[To be done] Say how many lines of the listing below contain "type", giving the number and nothing else.

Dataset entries
____________
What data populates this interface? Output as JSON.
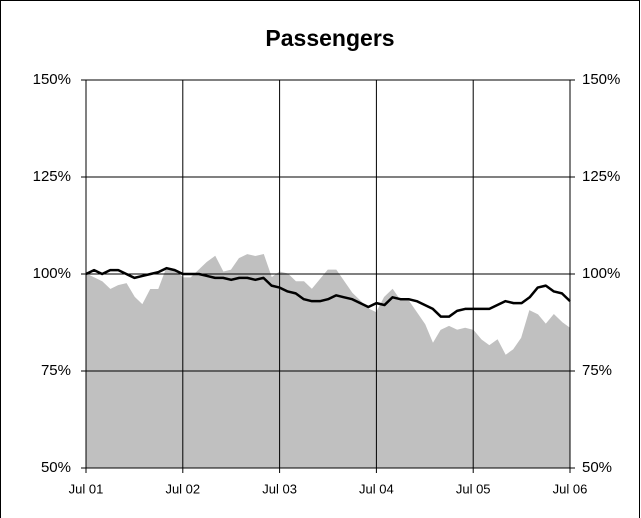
{
  "chart_data": {
    "type": "line",
    "title": "Passengers",
    "categories": [
      "Jul 01",
      null,
      null,
      null,
      null,
      null,
      null,
      null,
      null,
      null,
      null,
      null,
      "Jul 02",
      null,
      null,
      null,
      null,
      null,
      null,
      null,
      null,
      null,
      null,
      null,
      "Jul 03",
      null,
      null,
      null,
      null,
      null,
      null,
      null,
      null,
      null,
      null,
      null,
      "Jul 04",
      null,
      null,
      null,
      null,
      null,
      null,
      null,
      null,
      null,
      null,
      null,
      "Jul 05",
      null,
      null,
      null,
      null,
      null,
      null,
      null,
      null,
      null,
      null,
      null,
      "Jul 06"
    ],
    "series": [
      {
        "type": "area",
        "color": "#c0c0c0",
        "values": [
          100,
          99,
          98,
          96,
          97,
          97.5,
          94,
          92,
          96,
          96,
          101.5,
          101,
          99,
          99,
          101,
          103,
          104.5,
          100.5,
          101,
          104,
          105,
          104.5,
          105,
          99,
          100.5,
          100,
          98,
          98,
          96,
          98.5,
          101,
          101,
          98,
          95,
          93,
          91,
          90,
          94,
          96,
          93,
          93,
          90,
          87,
          82,
          85.5,
          86.5,
          85.5,
          86,
          85.5,
          83,
          81.5,
          83,
          79,
          80.5,
          83.5,
          90.5,
          89.5,
          87,
          89.5,
          87.5,
          86
        ]
      },
      {
        "type": "line",
        "color": "#000000",
        "values": [
          100,
          101,
          100,
          101,
          101,
          100,
          99,
          99.5,
          100,
          100.5,
          101.5,
          101,
          100,
          100,
          100,
          99.5,
          99,
          99,
          98.5,
          99,
          99,
          98.5,
          99,
          97,
          96.5,
          95.5,
          95,
          93.5,
          93,
          93,
          93.5,
          94.5,
          94,
          93.5,
          92.5,
          91.5,
          92.5,
          92,
          94,
          93.5,
          93.5,
          93,
          92,
          91,
          89,
          89,
          90.5,
          91,
          91,
          91,
          91,
          92,
          93,
          92.5,
          92.5,
          94,
          96.5,
          97,
          95.5,
          95,
          93
        ]
      }
    ],
    "ylim": [
      50,
      150
    ],
    "yticks": [
      {
        "value": 50,
        "label": "50%"
      },
      {
        "value": 75,
        "label": "75%"
      },
      {
        "value": 100,
        "label": "100%"
      },
      {
        "value": 125,
        "label": "125%"
      },
      {
        "value": 150,
        "label": "150%"
      }
    ],
    "y2lim": [
      50,
      150
    ],
    "y2ticks": [
      {
        "value": 50,
        "label": "50%"
      },
      {
        "value": 75,
        "label": "75%"
      },
      {
        "value": 100,
        "label": "100%"
      },
      {
        "value": 125,
        "label": "125%"
      },
      {
        "value": 150,
        "label": "150%"
      }
    ],
    "grid": true
  }
}
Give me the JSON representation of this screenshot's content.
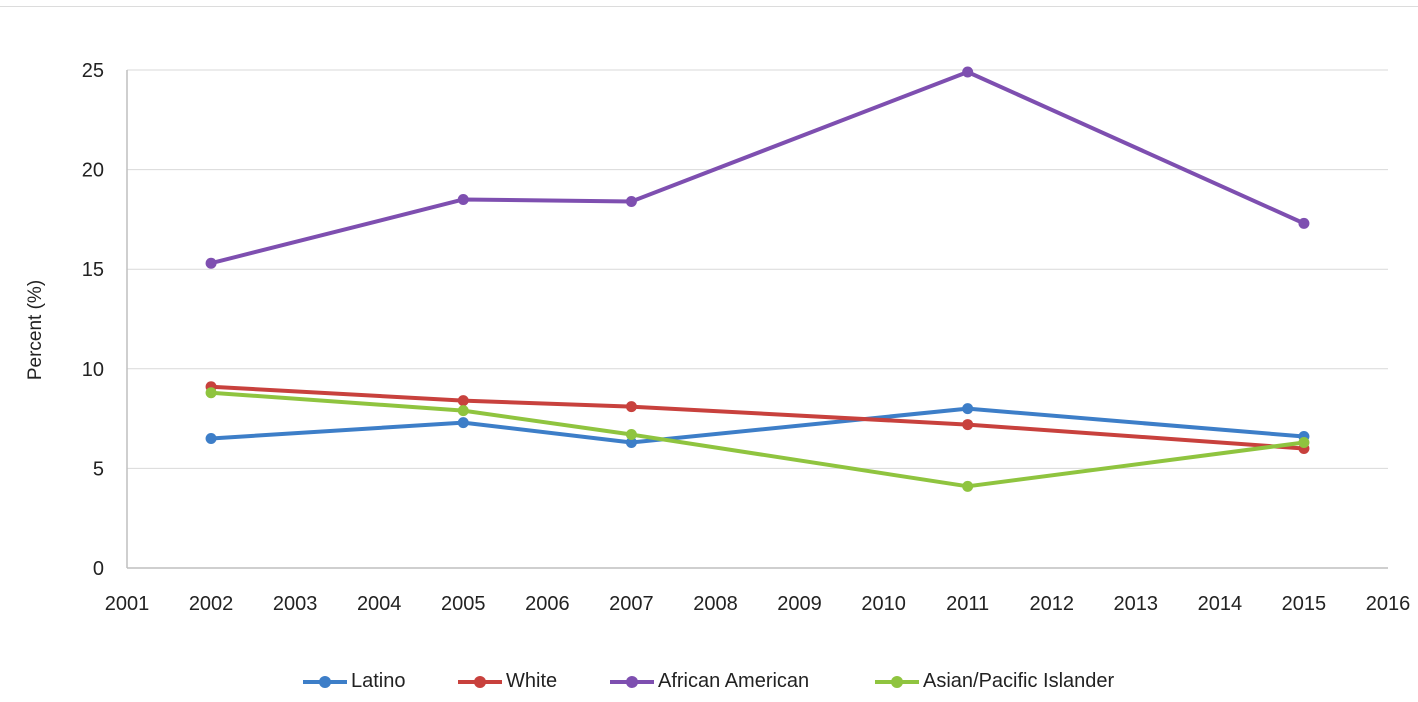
{
  "chart_data": {
    "type": "line",
    "title": "",
    "xlabel": "",
    "ylabel": "Percent (%)",
    "ylim": [
      0,
      25
    ],
    "yticks": [
      0,
      5,
      10,
      15,
      20,
      25
    ],
    "xlim": [
      2001,
      2016
    ],
    "xticks": [
      2001,
      2002,
      2003,
      2004,
      2005,
      2006,
      2007,
      2008,
      2009,
      2010,
      2011,
      2012,
      2013,
      2014,
      2015,
      2016
    ],
    "grid": "horizontal",
    "legend_position": "bottom",
    "x": [
      2002,
      2005,
      2007,
      2011,
      2015
    ],
    "series": [
      {
        "name": "Latino",
        "color": "#3d7ec8",
        "values": [
          6.5,
          7.3,
          6.3,
          8.0,
          6.6
        ]
      },
      {
        "name": "White",
        "color": "#c8413d",
        "values": [
          9.1,
          8.4,
          8.1,
          7.2,
          6.0
        ]
      },
      {
        "name": "African American",
        "color": "#7e4fb0",
        "values": [
          15.3,
          18.5,
          18.4,
          24.9,
          17.3
        ]
      },
      {
        "name": "Asian/Pacific Islander",
        "color": "#8fc43f",
        "values": [
          8.8,
          7.9,
          6.7,
          4.1,
          6.3
        ]
      }
    ]
  }
}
____________
[Expected output] 4